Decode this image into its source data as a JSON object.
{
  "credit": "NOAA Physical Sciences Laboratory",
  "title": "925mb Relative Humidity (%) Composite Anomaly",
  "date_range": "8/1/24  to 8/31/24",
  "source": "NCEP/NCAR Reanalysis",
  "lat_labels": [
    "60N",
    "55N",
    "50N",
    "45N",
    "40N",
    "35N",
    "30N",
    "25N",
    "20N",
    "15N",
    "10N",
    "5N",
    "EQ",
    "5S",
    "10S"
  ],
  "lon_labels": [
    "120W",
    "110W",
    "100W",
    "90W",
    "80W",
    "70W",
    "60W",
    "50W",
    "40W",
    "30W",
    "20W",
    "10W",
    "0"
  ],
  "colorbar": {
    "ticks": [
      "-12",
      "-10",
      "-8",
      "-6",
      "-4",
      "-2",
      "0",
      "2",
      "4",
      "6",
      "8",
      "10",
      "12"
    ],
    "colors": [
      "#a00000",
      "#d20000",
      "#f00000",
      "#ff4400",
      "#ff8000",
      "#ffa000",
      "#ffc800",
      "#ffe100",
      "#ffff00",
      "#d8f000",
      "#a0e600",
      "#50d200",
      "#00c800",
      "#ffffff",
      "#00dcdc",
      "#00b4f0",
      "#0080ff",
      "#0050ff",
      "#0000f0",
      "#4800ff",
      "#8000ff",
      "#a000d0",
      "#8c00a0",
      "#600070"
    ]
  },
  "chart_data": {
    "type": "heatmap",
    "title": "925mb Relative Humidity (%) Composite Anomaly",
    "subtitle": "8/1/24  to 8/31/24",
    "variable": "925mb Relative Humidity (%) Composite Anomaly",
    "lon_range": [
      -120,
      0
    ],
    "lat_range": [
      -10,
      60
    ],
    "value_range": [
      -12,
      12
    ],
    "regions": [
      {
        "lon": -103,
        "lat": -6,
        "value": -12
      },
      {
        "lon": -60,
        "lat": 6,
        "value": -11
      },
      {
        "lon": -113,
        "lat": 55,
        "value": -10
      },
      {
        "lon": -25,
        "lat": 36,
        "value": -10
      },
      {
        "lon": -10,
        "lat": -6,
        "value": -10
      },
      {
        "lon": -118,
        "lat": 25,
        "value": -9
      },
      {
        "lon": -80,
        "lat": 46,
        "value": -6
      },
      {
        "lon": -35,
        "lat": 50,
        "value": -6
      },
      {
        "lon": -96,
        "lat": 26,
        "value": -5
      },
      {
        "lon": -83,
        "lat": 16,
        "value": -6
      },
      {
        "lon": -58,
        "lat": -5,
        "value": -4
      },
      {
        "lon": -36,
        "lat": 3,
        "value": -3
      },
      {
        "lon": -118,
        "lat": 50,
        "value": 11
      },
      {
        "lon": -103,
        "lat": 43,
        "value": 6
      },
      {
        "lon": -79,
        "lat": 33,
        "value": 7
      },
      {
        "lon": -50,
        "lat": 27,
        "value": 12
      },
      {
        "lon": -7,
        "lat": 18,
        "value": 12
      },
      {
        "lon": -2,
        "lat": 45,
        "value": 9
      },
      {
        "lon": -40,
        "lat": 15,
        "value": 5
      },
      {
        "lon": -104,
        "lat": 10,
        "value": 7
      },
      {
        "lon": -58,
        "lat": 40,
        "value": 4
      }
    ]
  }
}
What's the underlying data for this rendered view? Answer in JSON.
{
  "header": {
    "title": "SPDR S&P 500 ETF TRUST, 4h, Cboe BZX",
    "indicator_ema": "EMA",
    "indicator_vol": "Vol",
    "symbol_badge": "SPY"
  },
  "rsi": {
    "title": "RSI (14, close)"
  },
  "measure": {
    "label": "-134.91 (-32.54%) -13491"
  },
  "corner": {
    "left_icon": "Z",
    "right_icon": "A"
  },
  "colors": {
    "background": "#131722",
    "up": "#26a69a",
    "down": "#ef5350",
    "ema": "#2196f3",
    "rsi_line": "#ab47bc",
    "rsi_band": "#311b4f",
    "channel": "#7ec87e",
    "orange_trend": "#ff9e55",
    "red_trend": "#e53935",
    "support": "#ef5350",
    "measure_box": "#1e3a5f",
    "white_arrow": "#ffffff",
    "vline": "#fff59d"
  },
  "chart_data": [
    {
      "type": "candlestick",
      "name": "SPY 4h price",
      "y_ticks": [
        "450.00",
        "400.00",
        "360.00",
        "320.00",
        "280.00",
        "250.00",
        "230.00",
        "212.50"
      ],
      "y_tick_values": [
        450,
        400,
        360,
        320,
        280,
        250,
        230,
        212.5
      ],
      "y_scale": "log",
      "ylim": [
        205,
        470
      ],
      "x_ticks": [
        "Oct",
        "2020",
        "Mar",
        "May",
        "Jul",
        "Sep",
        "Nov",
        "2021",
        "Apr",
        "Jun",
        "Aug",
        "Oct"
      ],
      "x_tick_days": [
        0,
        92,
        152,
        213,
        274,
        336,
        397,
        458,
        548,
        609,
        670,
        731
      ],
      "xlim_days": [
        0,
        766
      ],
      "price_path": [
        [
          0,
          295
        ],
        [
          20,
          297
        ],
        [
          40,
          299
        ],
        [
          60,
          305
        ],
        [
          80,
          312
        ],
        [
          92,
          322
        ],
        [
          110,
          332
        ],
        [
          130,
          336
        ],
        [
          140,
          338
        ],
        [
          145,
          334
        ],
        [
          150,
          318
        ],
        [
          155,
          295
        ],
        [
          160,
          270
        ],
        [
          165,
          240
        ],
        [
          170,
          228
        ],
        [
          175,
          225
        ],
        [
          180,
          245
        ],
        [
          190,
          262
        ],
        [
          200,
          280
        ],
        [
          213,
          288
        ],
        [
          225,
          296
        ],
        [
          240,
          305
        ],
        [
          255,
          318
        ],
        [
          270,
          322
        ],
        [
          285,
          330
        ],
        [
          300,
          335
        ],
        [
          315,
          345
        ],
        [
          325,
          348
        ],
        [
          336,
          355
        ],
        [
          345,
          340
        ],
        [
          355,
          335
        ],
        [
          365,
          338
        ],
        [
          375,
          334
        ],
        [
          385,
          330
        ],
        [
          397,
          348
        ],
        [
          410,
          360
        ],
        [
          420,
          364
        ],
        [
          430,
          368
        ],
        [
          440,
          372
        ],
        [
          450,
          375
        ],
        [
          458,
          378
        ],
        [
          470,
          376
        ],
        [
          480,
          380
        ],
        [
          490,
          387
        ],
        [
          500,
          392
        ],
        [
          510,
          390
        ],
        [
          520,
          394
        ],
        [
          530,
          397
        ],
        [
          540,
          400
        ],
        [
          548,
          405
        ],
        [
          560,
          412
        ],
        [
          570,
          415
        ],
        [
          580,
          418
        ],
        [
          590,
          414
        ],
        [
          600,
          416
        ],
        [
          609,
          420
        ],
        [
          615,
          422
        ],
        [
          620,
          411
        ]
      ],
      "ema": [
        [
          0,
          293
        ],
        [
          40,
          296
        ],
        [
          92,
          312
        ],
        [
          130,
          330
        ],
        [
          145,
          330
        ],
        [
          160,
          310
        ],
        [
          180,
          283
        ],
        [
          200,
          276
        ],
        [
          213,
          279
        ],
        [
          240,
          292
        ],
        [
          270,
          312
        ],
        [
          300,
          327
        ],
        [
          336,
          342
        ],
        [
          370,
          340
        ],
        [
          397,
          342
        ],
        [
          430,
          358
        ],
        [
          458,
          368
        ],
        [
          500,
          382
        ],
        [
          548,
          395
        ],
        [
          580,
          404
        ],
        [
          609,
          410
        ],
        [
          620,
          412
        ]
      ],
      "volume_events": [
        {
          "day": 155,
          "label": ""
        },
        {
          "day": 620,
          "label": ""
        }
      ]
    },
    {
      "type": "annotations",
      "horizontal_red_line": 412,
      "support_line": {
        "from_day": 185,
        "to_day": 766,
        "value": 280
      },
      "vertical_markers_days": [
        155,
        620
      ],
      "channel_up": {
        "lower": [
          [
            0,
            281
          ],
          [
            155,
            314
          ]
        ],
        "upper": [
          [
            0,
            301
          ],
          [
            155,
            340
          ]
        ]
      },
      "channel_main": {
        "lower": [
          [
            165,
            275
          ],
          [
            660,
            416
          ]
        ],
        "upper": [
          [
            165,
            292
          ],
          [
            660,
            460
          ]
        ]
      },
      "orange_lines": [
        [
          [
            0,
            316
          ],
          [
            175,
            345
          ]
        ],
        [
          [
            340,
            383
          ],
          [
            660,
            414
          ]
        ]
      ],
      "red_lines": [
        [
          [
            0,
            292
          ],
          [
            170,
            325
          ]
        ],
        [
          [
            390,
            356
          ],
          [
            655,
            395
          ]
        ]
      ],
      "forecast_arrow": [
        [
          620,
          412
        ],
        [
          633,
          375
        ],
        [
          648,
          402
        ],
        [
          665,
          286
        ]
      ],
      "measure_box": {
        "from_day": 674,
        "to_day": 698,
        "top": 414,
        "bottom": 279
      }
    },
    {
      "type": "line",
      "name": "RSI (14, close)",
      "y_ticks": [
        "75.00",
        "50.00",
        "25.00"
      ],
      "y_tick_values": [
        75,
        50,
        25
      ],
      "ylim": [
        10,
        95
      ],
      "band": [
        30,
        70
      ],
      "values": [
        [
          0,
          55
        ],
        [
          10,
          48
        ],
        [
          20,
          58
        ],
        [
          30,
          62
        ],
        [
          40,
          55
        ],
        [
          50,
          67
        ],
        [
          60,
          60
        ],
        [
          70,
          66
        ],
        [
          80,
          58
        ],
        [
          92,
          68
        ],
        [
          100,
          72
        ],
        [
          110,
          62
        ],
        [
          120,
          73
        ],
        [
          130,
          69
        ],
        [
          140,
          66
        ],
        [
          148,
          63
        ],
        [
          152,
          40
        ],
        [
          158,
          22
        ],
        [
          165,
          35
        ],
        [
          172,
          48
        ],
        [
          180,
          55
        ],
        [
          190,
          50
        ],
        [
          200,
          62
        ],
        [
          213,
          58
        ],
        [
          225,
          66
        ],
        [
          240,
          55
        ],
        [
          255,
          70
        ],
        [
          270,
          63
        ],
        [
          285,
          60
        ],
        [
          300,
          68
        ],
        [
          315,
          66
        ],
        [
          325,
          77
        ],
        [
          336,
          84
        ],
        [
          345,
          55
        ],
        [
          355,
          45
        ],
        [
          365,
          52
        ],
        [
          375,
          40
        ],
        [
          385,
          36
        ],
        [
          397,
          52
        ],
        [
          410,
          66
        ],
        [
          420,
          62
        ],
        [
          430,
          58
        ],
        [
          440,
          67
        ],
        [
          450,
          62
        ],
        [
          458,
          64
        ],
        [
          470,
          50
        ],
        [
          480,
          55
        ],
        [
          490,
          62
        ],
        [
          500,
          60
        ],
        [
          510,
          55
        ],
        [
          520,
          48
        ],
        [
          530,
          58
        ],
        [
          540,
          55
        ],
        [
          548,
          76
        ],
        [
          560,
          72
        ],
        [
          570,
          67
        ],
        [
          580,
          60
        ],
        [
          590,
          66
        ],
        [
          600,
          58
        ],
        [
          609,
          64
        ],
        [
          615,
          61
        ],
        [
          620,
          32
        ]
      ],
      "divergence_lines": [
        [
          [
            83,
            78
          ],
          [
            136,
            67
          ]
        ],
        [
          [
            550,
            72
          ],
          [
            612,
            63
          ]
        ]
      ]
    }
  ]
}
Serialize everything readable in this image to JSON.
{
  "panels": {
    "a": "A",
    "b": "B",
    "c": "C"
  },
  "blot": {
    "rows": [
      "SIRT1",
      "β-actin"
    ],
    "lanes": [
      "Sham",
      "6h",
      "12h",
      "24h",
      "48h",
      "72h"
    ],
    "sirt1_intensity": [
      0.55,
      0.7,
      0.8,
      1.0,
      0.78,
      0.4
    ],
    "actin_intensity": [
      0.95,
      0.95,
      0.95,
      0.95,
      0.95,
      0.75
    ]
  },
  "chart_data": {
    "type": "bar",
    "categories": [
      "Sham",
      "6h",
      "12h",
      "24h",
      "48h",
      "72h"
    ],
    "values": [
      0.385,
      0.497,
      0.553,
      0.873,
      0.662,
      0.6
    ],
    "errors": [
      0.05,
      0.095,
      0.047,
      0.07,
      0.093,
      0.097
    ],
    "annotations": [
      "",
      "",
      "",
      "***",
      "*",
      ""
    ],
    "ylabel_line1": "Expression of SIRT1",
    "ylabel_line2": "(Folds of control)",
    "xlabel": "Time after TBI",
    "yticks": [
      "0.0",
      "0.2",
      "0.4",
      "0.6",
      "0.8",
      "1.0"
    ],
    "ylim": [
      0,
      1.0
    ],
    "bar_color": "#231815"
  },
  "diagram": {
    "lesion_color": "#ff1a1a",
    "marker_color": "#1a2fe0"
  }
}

***

● Exercise
Using the entries above, return each line in which the word "Composite" occurs.

● Full solution
  "title": "925mb Relative Humidity (%) Composite Anomaly",
    "title": "925mb Relative Humidity (%) Composite Anomaly",
    "variable": "925mb Relative Humidity (%) Composite Anomaly",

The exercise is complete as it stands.